*WORK TO DO:* Convert the records into a numbered list, omitting blank lines. Begin at the line that contains "experience-entry <box>20 494 770 761</box>" and stop after the line that contains "job-description: Tilbereder et", including both of those lines.

*PROVIDED RECORDS:*
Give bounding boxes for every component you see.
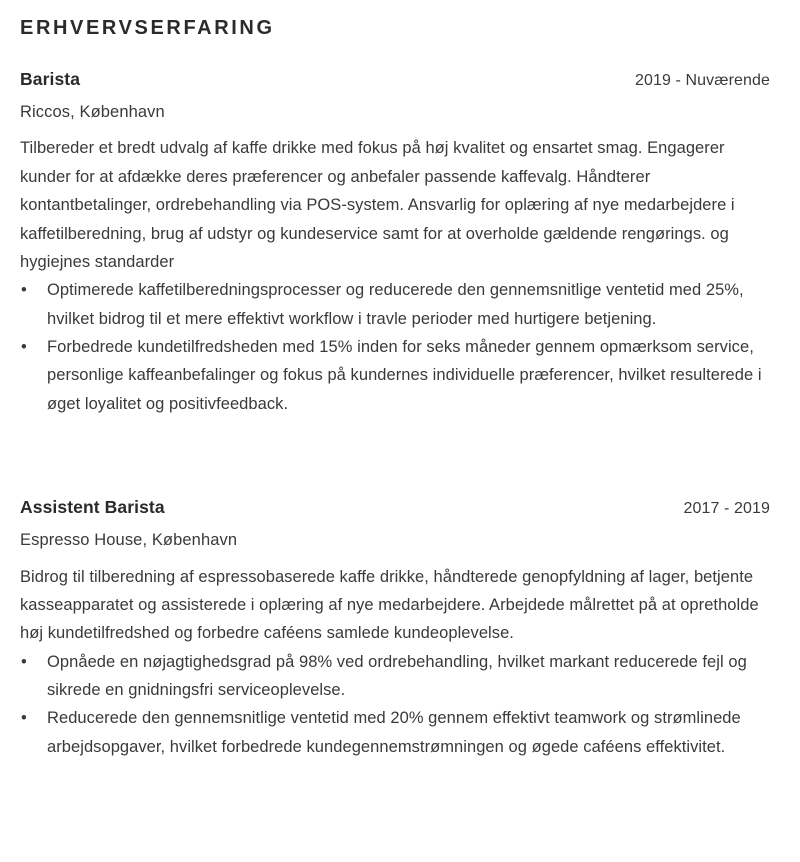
experience-entry <box>20 494 770 761</box>
section-title: ERHVERVSERFARING <box>20 17 275 39</box>
experience-entry <box>20 66 770 418</box>
bullet-icon: • <box>21 709 27 728</box>
bullet-icon: • <box>21 281 27 300</box>
job-date-range: 2019 - Nuværende <box>634 72 770 89</box>
achievement-text: Reducerede den gennemsnitlige ventetid med 20% gennem effektivt teamwork og strømlinede arbejdsopgaver, hvilket forbedrede kundegennemstrømningen og øgede caféens effektivitet. <box>47 709 741 756</box>
job-title: Assistent Barista <box>20 497 165 518</box>
list-item <box>20 704 770 761</box>
bullet-icon: • <box>21 652 27 671</box>
job-description: Tilbereder et bredt udvalg af kaffe drikke med fokus på høj kvalitet og ensartet smag. Engagerer kunder for at afdække deres præferencer og anbefaler passende kaffevalg. Håndterer kontantbetalinger, ordrebehandling via POS-system. Ansvarlig for oplæring af nye medarbejdere i kaffetilberedning, brug af udstyr og kundeservice samt for at overholde gældende rengørings. og hygiejnes standarder <box>20 139 735 271</box>
achievement-text: Optimerede kaffetilberedningsprocesser og reducerede den gennemsnitlige ventetid med 25%, hvilket bidrog til et mere effektivt workflow i travle perioder med hurtigere betjening. <box>47 281 744 328</box>
bullet-icon: • <box>21 338 27 357</box>
list-item <box>20 276 770 333</box>
job-achievement-list <box>20 648 770 762</box>
job-description: Bidrog til tilberedning af espressobaserede kaffe drikke, håndterede genopfyldning af lager, betjente kasseapparatet og assisterede i oplæring af nye medarbejdere. Arbejdede målrettet på at opretholde høj kundetilfredshed og forbedre caféens samlede kundeoplevelse. <box>20 567 759 643</box>
achievement-text: Opnåede en nøjagtighedsgrad på 98% ved ordrebehandling, hvilket markant reducerede fejl og sikrede en gnidningsfri serviceoplevelse. <box>47 652 747 700</box>
job-organization: Riccos, København <box>20 103 165 121</box>
entry-header <box>20 494 770 521</box>
job-organization: Espresso House, København <box>20 531 238 550</box>
list-item <box>20 648 770 705</box>
job-title: Barista <box>20 69 81 89</box>
list-item <box>20 333 770 418</box>
entry-header <box>20 66 770 93</box>
job-date-range: 2017 - 2019 <box>683 500 770 518</box>
job-achievement-list <box>20 276 770 418</box>
achievement-text: Forbedrede kundetilfredsheden med 15% inden for seks måneder gennem opmærksom service, personlige kaffeanbefalinger og fokus på kundernes individuelle præferencer, hvilket resulterede i øget loyalitet og positivfeedback. <box>47 338 762 413</box>
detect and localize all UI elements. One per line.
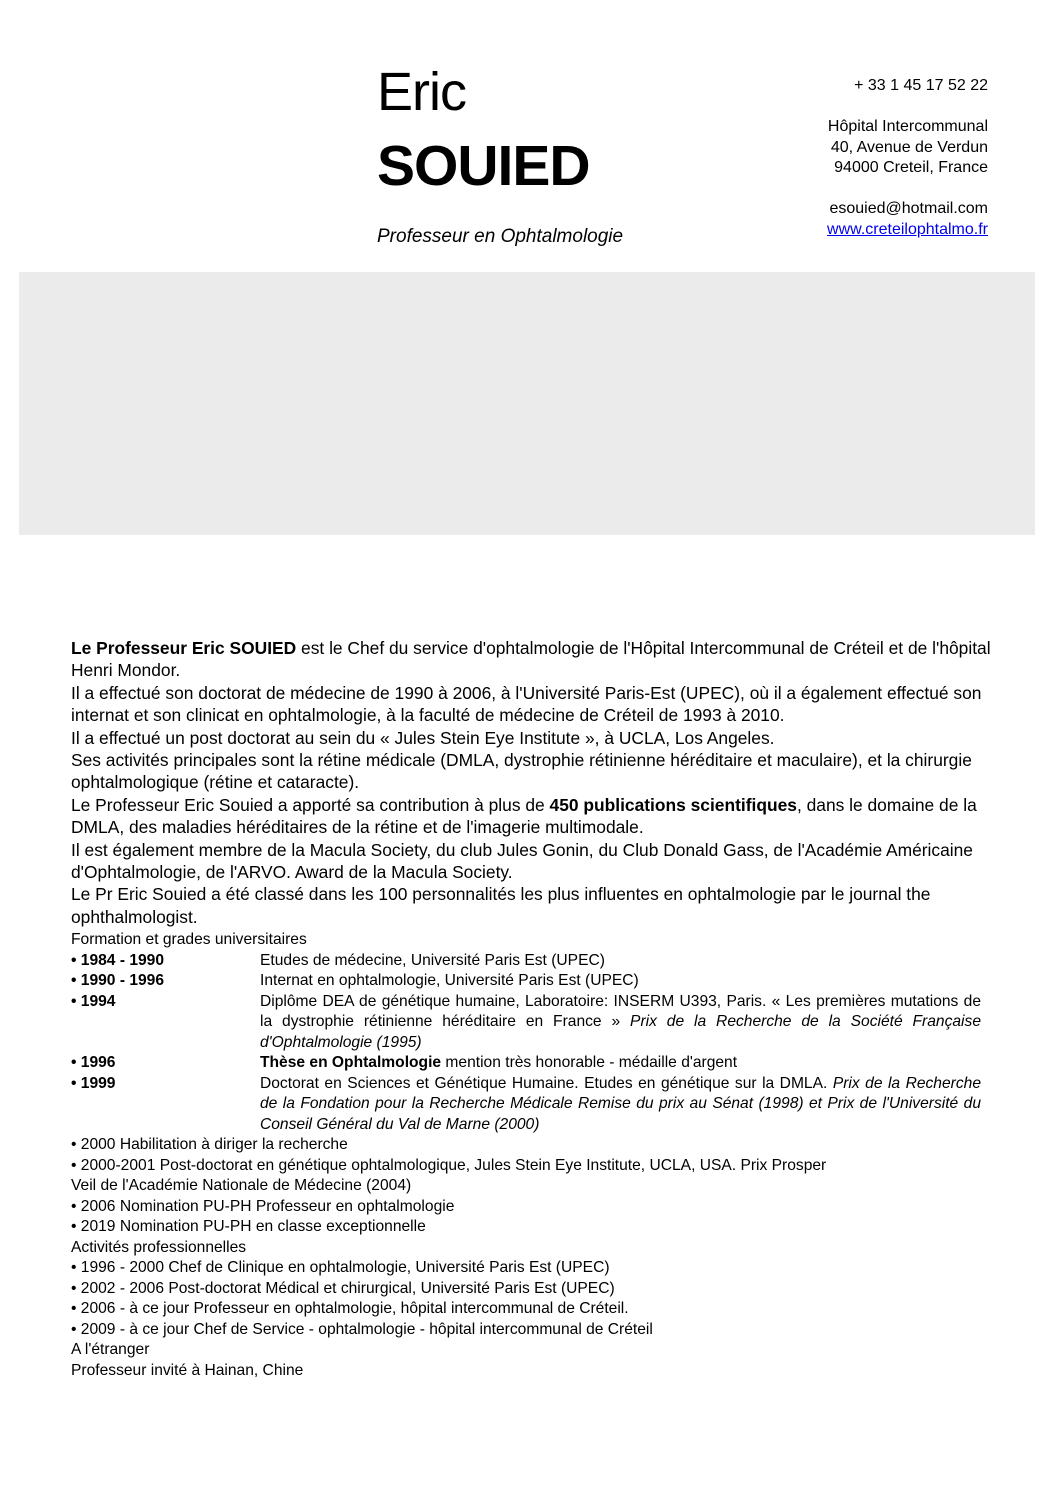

*TASK OUTPUT:*
1. experience-entry <box>20 494 770 761</box>
2. section-title: ERHVERVSERFARING <box>20 17 275 39</box>
3. experience-entry <box>20 66 770 418</box>
4. bullet-icon: • <box>21 709 27 728</box>
5. bullet-icon: • <box>21 281 27 300</box>
6. job-date-range: 2019 - Nuværende <box>634 72 770 89</box>
7. achievement-text: Reducerede den gennemsnitlige ventetid med 20% gennem effektivt teamwork og strømlinede arbejdsopgaver, hvilket forbedrede kundegennemstrømningen og øgede caféens effektivitet. <box>47 709 741 756</box>
8. job-title: Assistent Barista <box>20 497 165 518</box>
9. list-item <box>20 704 770 761</box>
10. bullet-icon: • <box>21 652 27 671</box>
11. job-description: Tilbereder et bredt udvalg af kaffe drikke med fokus på høj kvalitet og ensartet smag. Engagerer kunder for at afdække deres præferencer og anbefaler passende kaffevalg. Håndterer kontantbetalinger, ordrebehandling via POS-system. Ansvarlig for oplæring af nye medarbejdere i kaffetilberedning, brug af udstyr og kundeservice samt for at overholde gældende rengørings. og hygiejnes standarder <box>20 139 735 271</box>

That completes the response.